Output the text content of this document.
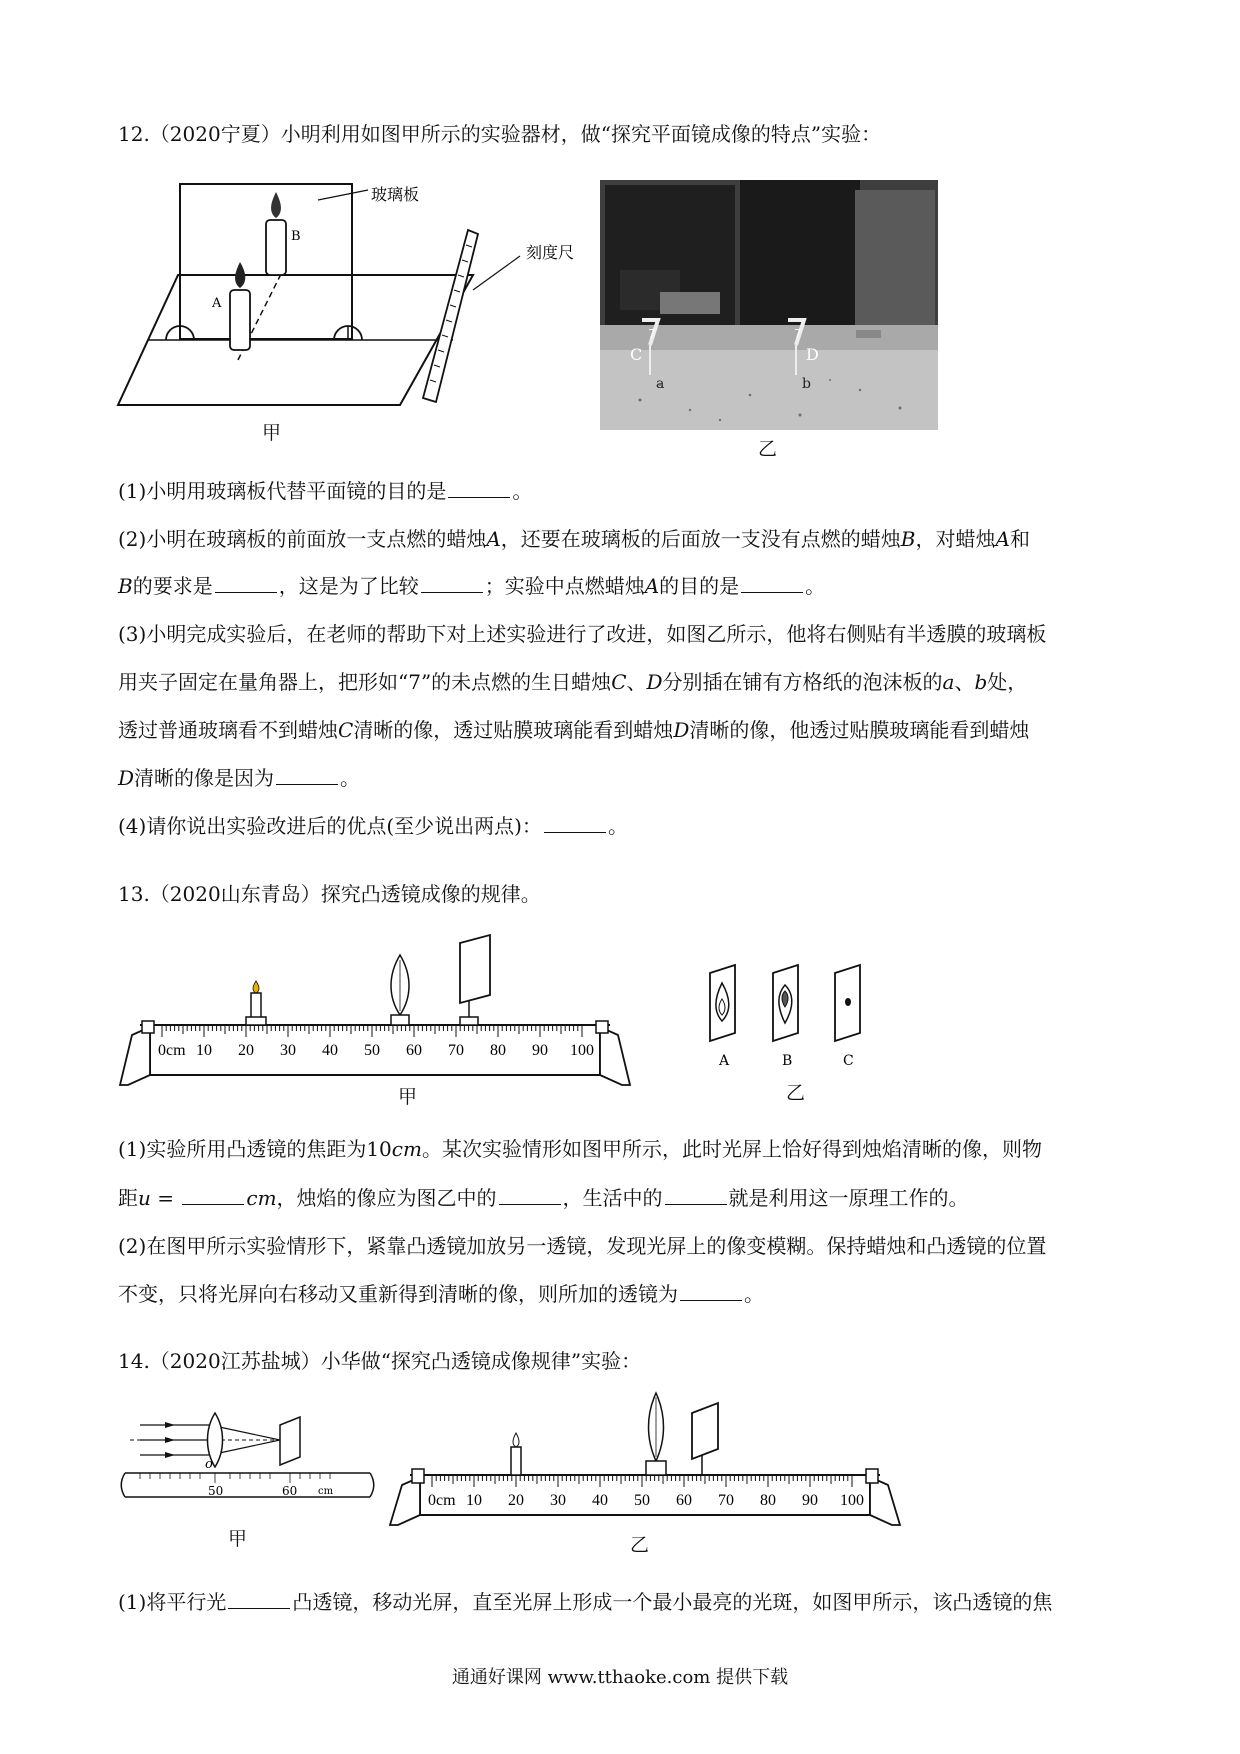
12.（2020宁夏）小明利用如图甲所示的实验器材，做“探究平面镜成像的特点”实验：
A
B
玻璃板
刻度尺
甲
7	7
C	D
a	b
乙
(1)小明用玻璃板代替平面镜的目的是	。
(2)小明在玻璃板的前面放一支点燃的蜡烛A，还要在玻璃板的后面放一支没有点燃的蜡烛B，对蜡烛A和
B的要求是	，这是为了比较	；实验中点燃蜡烛A的目的是	。
(3)小明完成实验后，在老师的帮助下对上述实验进行了改进，如图乙所示，他将右侧贴有半透膜的玻璃板
用夹子固定在量角器上，把形如“7”的未点燃的生日蜡烛C、D分别插在铺有方格纸的泡沫板的a、b处，
透过普通玻璃看不到蜡烛C清晰的像，透过贴膜玻璃能看到蜡烛D清晰的像，他透过贴膜玻璃能看到蜡烛
D清晰的像是因为	。
(4)请你说出实验改进后的优点(至少说出两点)：	。
13.（2020山东青岛）探究凸透镜成像的规律。
0cm 10 20 30 40 50 60 70 80 90 100
甲
A	B	C
乙
(1)实验所用凸透镜的焦距为10cm。某次实验情形如图甲所示，此时光屏上恰好得到烛焰清晰的像，则物
距u =	cm，烛焰的像应为图乙中的	，生活中的	就是利用这一原理工作的。
(2)在图甲所示实验情形下，紧靠凸透镜加放另一透镜，发现光屏上的像变模糊。保持蜡烛和凸透镜的位置
不变，只将光屏向右移动又重新得到清晰的像，则所加的透镜为	。
14.（2020江苏盐城）小华做“探究凸透镜成像规律”实验：
o
50	60 cm
甲
0cm 10 20 30 40 50 60 70 80 90 100
乙
(1)将平行光	凸透镜，移动光屏，直至光屏上形成一个最小最亮的光斑，如图甲所示，该凸透镜的焦
通通好课网 www.tthaoke.com 提供下载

• • • • • • •

**DIRECTIONS FOR THIS TASK:** Repeat the listing in full and exactly. Leave any pictures out.

**FULL ANSWER:**
Output the text content of this document.
12.（2020宁夏）小明利用如图甲所示的实验器材，做“探究平面镜成像的特点”实验：
A
B
玻璃板
刻度尺
甲
7	7
C	D
a	b
乙
(1)小明用玻璃板代替平面镜的目的是	。
(2)小明在玻璃板的前面放一支点燃的蜡烛A，还要在玻璃板的后面放一支没有点燃的蜡烛B，对蜡烛A和
B的要求是	，这是为了比较	；实验中点燃蜡烛A的目的是	。
(3)小明完成实验后，在老师的帮助下对上述实验进行了改进，如图乙所示，他将右侧贴有半透膜的玻璃板
用夹子固定在量角器上，把形如“7”的未点燃的生日蜡烛C、D分别插在铺有方格纸的泡沫板的a、b处，
透过普通玻璃看不到蜡烛C清晰的像，透过贴膜玻璃能看到蜡烛D清晰的像，他透过贴膜玻璃能看到蜡烛
D清晰的像是因为	。
(4)请你说出实验改进后的优点(至少说出两点)：	。
13.（2020山东青岛）探究凸透镜成像的规律。
0cm 10 20 30 40 50 60 70 80 90 100
甲
A	B	C
乙
(1)实验所用凸透镜的焦距为10cm。某次实验情形如图甲所示，此时光屏上恰好得到烛焰清晰的像，则物
距u =	cm，烛焰的像应为图乙中的	，生活中的	就是利用这一原理工作的。
(2)在图甲所示实验情形下，紧靠凸透镜加放另一透镜，发现光屏上的像变模糊。保持蜡烛和凸透镜的位置
不变，只将光屏向右移动又重新得到清晰的像，则所加的透镜为	。
14.（2020江苏盐城）小华做“探究凸透镜成像规律”实验：
o
50	60 cm
甲
0cm 10 20 30 40 50 60 70 80 90 100
乙
(1)将平行光	凸透镜，移动光屏，直至光屏上形成一个最小最亮的光斑，如图甲所示，该凸透镜的焦
通通好课网 www.tthaoke.com 提供下载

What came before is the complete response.